### Problem
Locate each line holding the string "youtube" and copy it.

*** Data listing

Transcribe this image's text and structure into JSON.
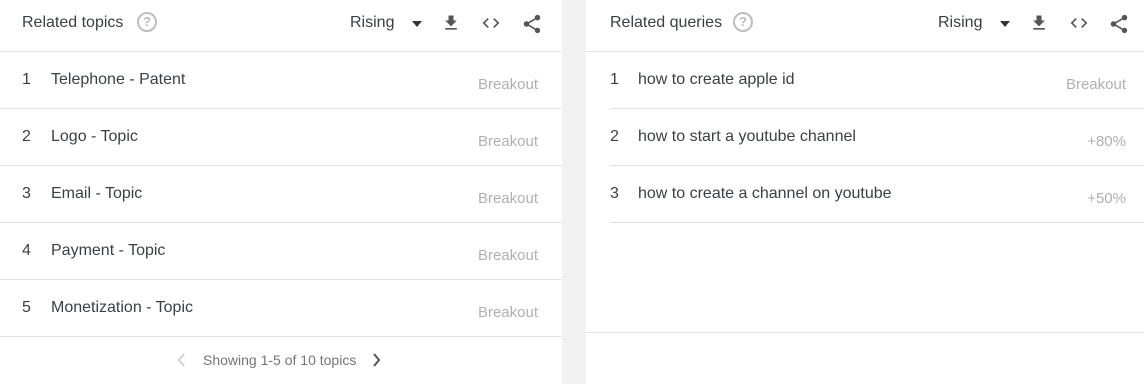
{
  "topics": {
    "title": "Related topics",
    "dropdown": "Rising",
    "rows": [
      {
        "rank": "1",
        "label": "Telephone - Patent",
        "value": "Breakout"
      },
      {
        "rank": "2",
        "label": "Logo - Topic",
        "value": "Breakout"
      },
      {
        "rank": "3",
        "label": "Email - Topic",
        "value": "Breakout"
      },
      {
        "rank": "4",
        "label": "Payment - Topic",
        "value": "Breakout"
      },
      {
        "rank": "5",
        "label": "Monetization - Topic",
        "value": "Breakout"
      }
    ],
    "pager_text": "Showing 1-5 of 10 topics"
  },
  "queries": {
    "title": "Related queries",
    "dropdown": "Rising",
    "rows": [
      {
        "rank": "1",
        "label": "how to create apple id",
        "value": "Breakout"
      },
      {
        "rank": "2",
        "label": "how to start a youtube channel",
        "value": "+80%"
      },
      {
        "rank": "3",
        "label": "how to create a channel on youtube",
        "value": "+50%"
      }
    ]
  },
  "icons": {
    "help": "help-icon",
    "download": "download-icon",
    "embed": "embed-code-icon",
    "share": "share-icon",
    "prev": "chevron-left-icon",
    "next": "chevron-right-icon"
  },
  "colors": {
    "text": "#3c4043",
    "muted": "#b0b0b0",
    "divider": "#e0e0e0",
    "background": "#f1f1f1"
  }
}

******

### Result of the task
        "label": "how to start a youtube channel",
        "label": "how to create a channel on youtube",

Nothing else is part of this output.